→ Request: Reproduce all of the data below without alteration; exclude every picture.

→ Stored records:
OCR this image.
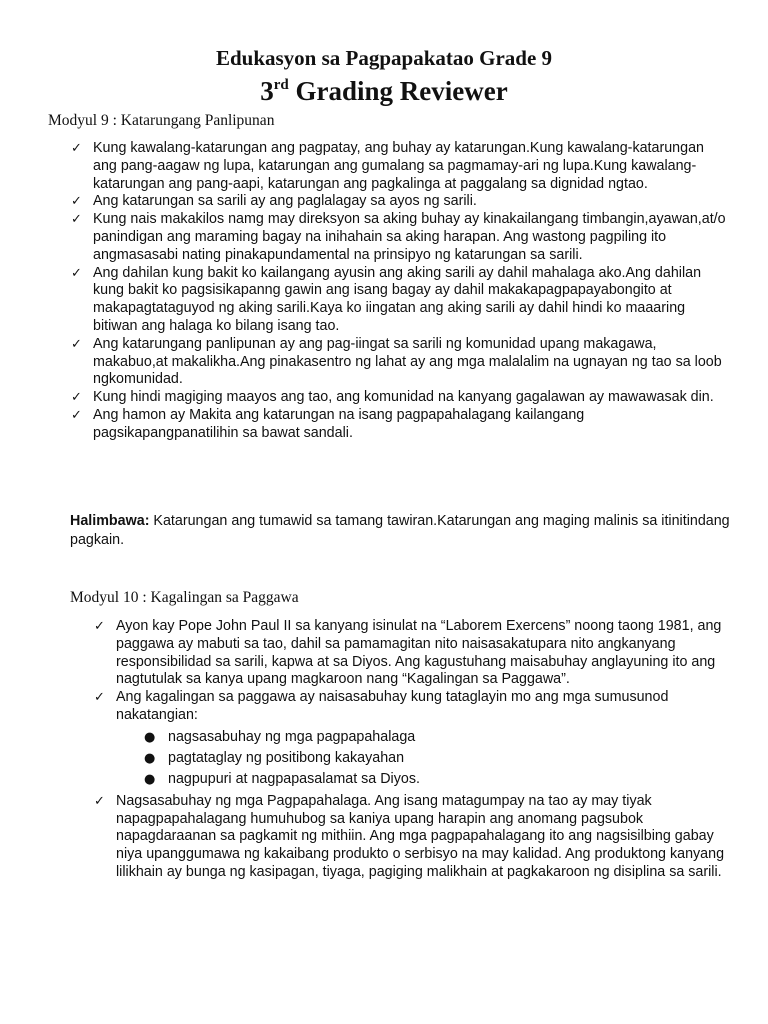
Edukasyon sa Pagpapakatao Grade 9
3rd Grading Reviewer
Modyul 9 : Katarungang Panlipunan
✓ Kung kawalang-katarungan ang pagpatay, ang buhay ay katarungan.Kung kawalang-katarungan ang pang-aagaw ng lupa, katarungan ang gumalang sa pagmamay-ari ng lupa.Kung kawalang-katarungan ang pang-aapi, katarungan ang pagkalinga at paggalang sa dignidad ngtao.
✓ Ang katarungan sa sarili ay ang paglalagay sa ayos ng sarili.
✓ Kung nais makakilos namg may direksyon sa aking buhay ay kinakailangang timbangin,ayawan,at/o panindigan ang maraming bagay na inihahain sa aking harapan. Ang wastong pagpiling ito angmasasabi nating pinakapundamental na prinsipyo ng katarungan sa sarili.
✓ Ang dahilan kung bakit ko kailangang ayusin ang aking sarili ay dahil mahalaga ako.Ang dahilan kung bakit ko pagsisikapanng gawin ang isang bagay ay dahil makakapagpapayabongito at makapagtataguyod ng aking sarili.Kaya ko iingatan ang aking sarili ay dahil hindi ko maaaring bitiwan ang halaga ko bilang isang tao.
✓ Ang katarungang panlipunan ay ang pag-iingat sa sarili ng komunidad upang makagawa, makabuo,at makalikha.Ang pinakasentro ng lahat ay ang mga malalalim na ugnayan ng tao sa loob ngkomunidad.
✓ Kung hindi magiging maayos ang tao, ang komunidad na kanyang gagalawan ay mawawasak din.
✓ Ang hamon ay Makita ang katarungan na isang pagpapahalagang kailangang pagsikapangpanatilihin sa bawat sandali.
Halimbawa: Katarungan ang tumawid sa tamang tawiran.Katarungan ang maging malinis sa itinitindang pagkain.
Modyul 10 : Kagalingan sa Paggawa
✓ Ayon kay Pope John Paul II sa kanyang isinulat na “Laborem Exercens” noong taong 1981, ang paggawa ay mabuti sa tao, dahil sa pamamagitan nito naisasakatupara nito angkanyang responsibilidad sa sarili, kapwa at sa Diyos. Ang kagustuhang maisabuhay anglayuning ito ang nagtutulak sa kanya upang magkaroon nang “Kagalingan sa Paggawa”.
✓ Ang kagalingan sa paggawa ay naisasabuhay kung tataglayin mo ang mga sumusunod nakatangian:
● nagsasabuhay ng mga pagpapahalaga
● pagtataglay ng positibong kakayahan
● nagpupuri at nagpapasalamat sa Diyos.
✓ Nagsasabuhay ng mga Pagpapahalaga. Ang isang matagumpay na tao ay may tiyak napagpapahalagang humuhubog sa kaniya upang harapin ang anomang pagsubok napagdaraanan sa pagkamit ng mithiin. Ang mga pagpapahalagang ito ang nagsisilbing gabay niya upanggumawa ng kakaibang produkto o serbisyo na may kalidad. Ang produktong kanyang lilikhain ay bunga ng kasipagan, tiyaga, pagiging malikhain at pagkakaroon ng disiplina sa sarili.
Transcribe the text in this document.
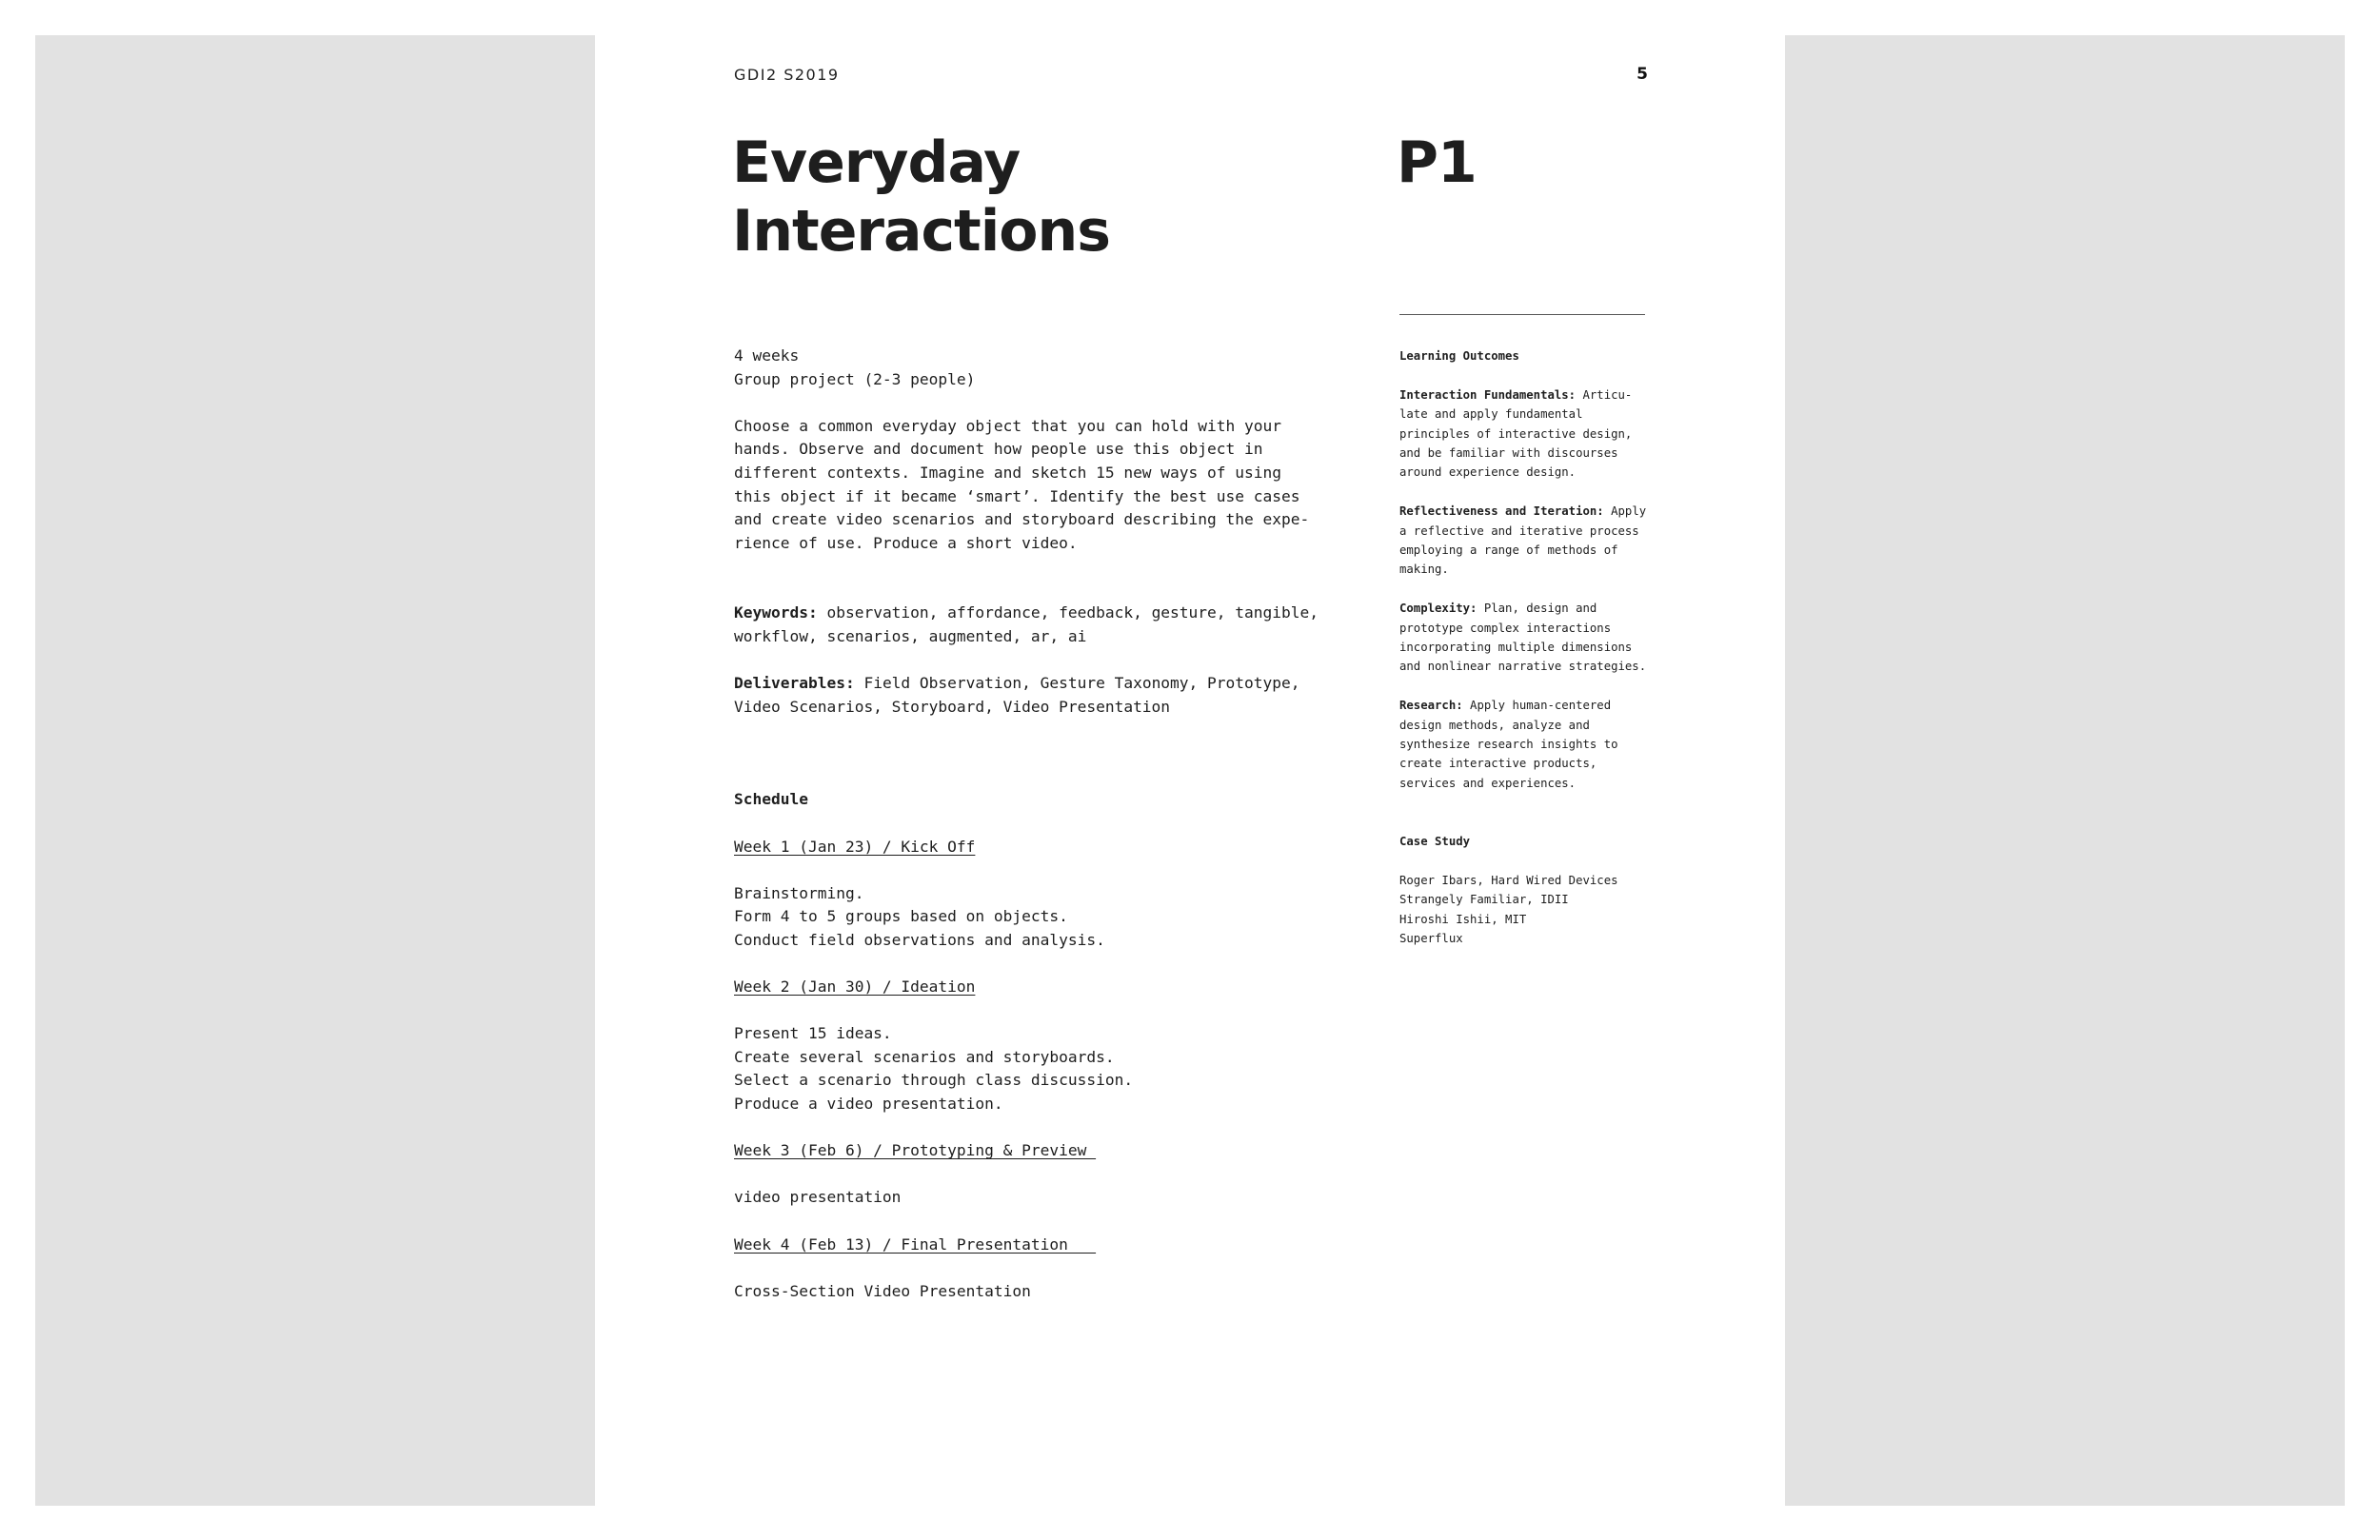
GDI2 S2019	5
Everyday
Interactions
P1

4 weeks

Group project (2-3 people)

Choose a common everyday object that you can hold with your

hands. Observe and document how people use this object in

different contexts. Imagine and sketch 15 new ways of using

this object if it became ‘smart’. Identify the best use cases

and create video scenarios and storyboard describing the expe-

rience of use. Produce a short video.

Keywords: observation, affordance, feedback, gesture, tangible,

workflow, scenarios, augmented, ar, ai

Deliverables: Field Observation, Gesture Taxonomy, Prototype,

Video Scenarios, Storyboard, Video Presentation

Schedule

Week 1 (Jan 23) / Kick Off

Brainstorming.

Form 4 to 5 groups based on objects.

Conduct field observations and analysis.

Week 2 (Jan 30) / Ideation

Present 15 ideas.

Create several scenarios and storyboards.

Select a scenario through class discussion.

Produce a video presentation.

Week 3 (Feb 6) / Prototyping & Preview

video presentation

Week 4 (Feb 13) / Final Presentation

Cross-Section Video Presentation

Learning Outcomes

Interaction Fundamentals: Articu-

late and apply fundamental

principles of interactive design,

and be familiar with discourses

around experience design.

Reflectiveness and Iteration: Apply

a reflective and iterative process

employing a range of methods of

making.

Complexity: Plan, design and

prototype complex interactions

incorporating multiple dimensions

and nonlinear narrative strategies.

Research: Apply human-centered

design methods, analyze and

synthesize research insights to

create interactive products,

services and experiences.

Case Study

Roger Ibars, Hard Wired Devices

Strangely Familiar, IDII

Hiroshi Ishii, MIT

Superflux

→ Output for this exercise:
OCR this image.
Edukasyon sa Pagpapakatao Grade 9
3rd Grading Reviewer
Modyul 9 : Katarungang Panlipunan
✓ Kung kawalang-katarungan ang pagpatay, ang buhay ay katarungan.Kung kawalang-katarungan ang pang-aagaw ng lupa, katarungan ang gumalang sa pagmamay-ari ng lupa.Kung kawalang-katarungan ang pang-aapi, katarungan ang pagkalinga at paggalang sa dignidad ngtao.
✓ Ang katarungan sa sarili ay ang paglalagay sa ayos ng sarili.
✓ Kung nais makakilos namg may direksyon sa aking buhay ay kinakailangang timbangin,ayawan,at/o panindigan ang maraming bagay na inihahain sa aking harapan. Ang wastong pagpiling ito angmasasabi nating pinakapundamental na prinsipyo ng katarungan sa sarili.
✓ Ang dahilan kung bakit ko kailangang ayusin ang aking sarili ay dahil mahalaga ako.Ang dahilan kung bakit ko pagsisikapanng gawin ang isang bagay ay dahil makakapagpapayabongito at makapagtataguyod ng aking sarili.Kaya ko iingatan ang aking sarili ay dahil hindi ko maaaring bitiwan ang halaga ko bilang isang tao.
✓ Ang katarungang panlipunan ay ang pag-iingat sa sarili ng komunidad upang makagawa, makabuo,at makalikha.Ang pinakasentro ng lahat ay ang mga malalalim na ugnayan ng tao sa loob ngkomunidad.
✓ Kung hindi magiging maayos ang tao, ang komunidad na kanyang gagalawan ay mawawasak din.
✓ Ang hamon ay Makita ang katarungan na isang pagpapahalagang kailangang pagsikapangpanatilihin sa bawat sandali.
Halimbawa: Katarungan ang tumawid sa tamang tawiran.Katarungan ang maging malinis sa itinitindang pagkain.
Modyul 10 : Kagalingan sa Paggawa
✓ Ayon kay Pope John Paul II sa kanyang isinulat na “Laborem Exercens” noong taong 1981, ang paggawa ay mabuti sa tao, dahil sa pamamagitan nito naisasakatupara nito angkanyang responsibilidad sa sarili, kapwa at sa Diyos. Ang kagustuhang maisabuhay anglayuning ito ang nagtutulak sa kanya upang magkaroon nang “Kagalingan sa Paggawa”.
✓ Ang kagalingan sa paggawa ay naisasabuhay kung tataglayin mo ang mga sumusunod nakatangian:
● nagsasabuhay ng mga pagpapahalaga
● pagtataglay ng positibong kakayahan
● nagpupuri at nagpapasalamat sa Diyos.
✓ Nagsasabuhay ng mga Pagpapahalaga. Ang isang matagumpay na tao ay may tiyak napagpapahalagang humuhubog sa kaniya upang harapin ang anomang pagsubok napagdaraanan sa pagkamit ng mithiin. Ang mga pagpapahalagang ito ang nagsisilbing gabay niya upanggumawa ng kakaibang produkto o serbisyo na may kalidad. Ang produktong kanyang lilikhain ay bunga ng kasipagan, tiyaga, pagiging malikhain at pagkakaroon ng disiplina sa sarili.
Transcribe the text in this document.
GDI2 S2019	5
Everyday
Interactions
P1

4 weeks

Group project (2-3 people)

Choose a common everyday object that you can hold with your

hands. Observe and document how people use this object in

different contexts. Imagine and sketch 15 new ways of using

this object if it became ‘smart’. Identify the best use cases

and create video scenarios and storyboard describing the expe-

rience of use. Produce a short video.

Keywords: observation, affordance, feedback, gesture, tangible,

workflow, scenarios, augmented, ar, ai

Deliverables: Field Observation, Gesture Taxonomy, Prototype,

Video Scenarios, Storyboard, Video Presentation

Schedule

Week 1 (Jan 23) / Kick Off

Brainstorming.

Form 4 to 5 groups based on objects.

Conduct field observations and analysis.

Week 2 (Jan 30) / Ideation

Present 15 ideas.

Create several scenarios and storyboards.

Select a scenario through class discussion.

Produce a video presentation.

Week 3 (Feb 6) / Prototyping & Preview

video presentation

Week 4 (Feb 13) / Final Presentation

Cross-Section Video Presentation

Learning Outcomes

Interaction Fundamentals: Articu-

late and apply fundamental

principles of interactive design,

and be familiar with discourses

around experience design.

Reflectiveness and Iteration: Apply

a reflective and iterative process

employing a range of methods of

making.

Complexity: Plan, design and

prototype complex interactions

incorporating multiple dimensions

and nonlinear narrative strategies.

Research: Apply human-centered

design methods, analyze and

synthesize research insights to

create interactive products,

services and experiences.

Case Study

Roger Ibars, Hard Wired Devices

Strangely Familiar, IDII

Hiroshi Ishii, MIT

Superflux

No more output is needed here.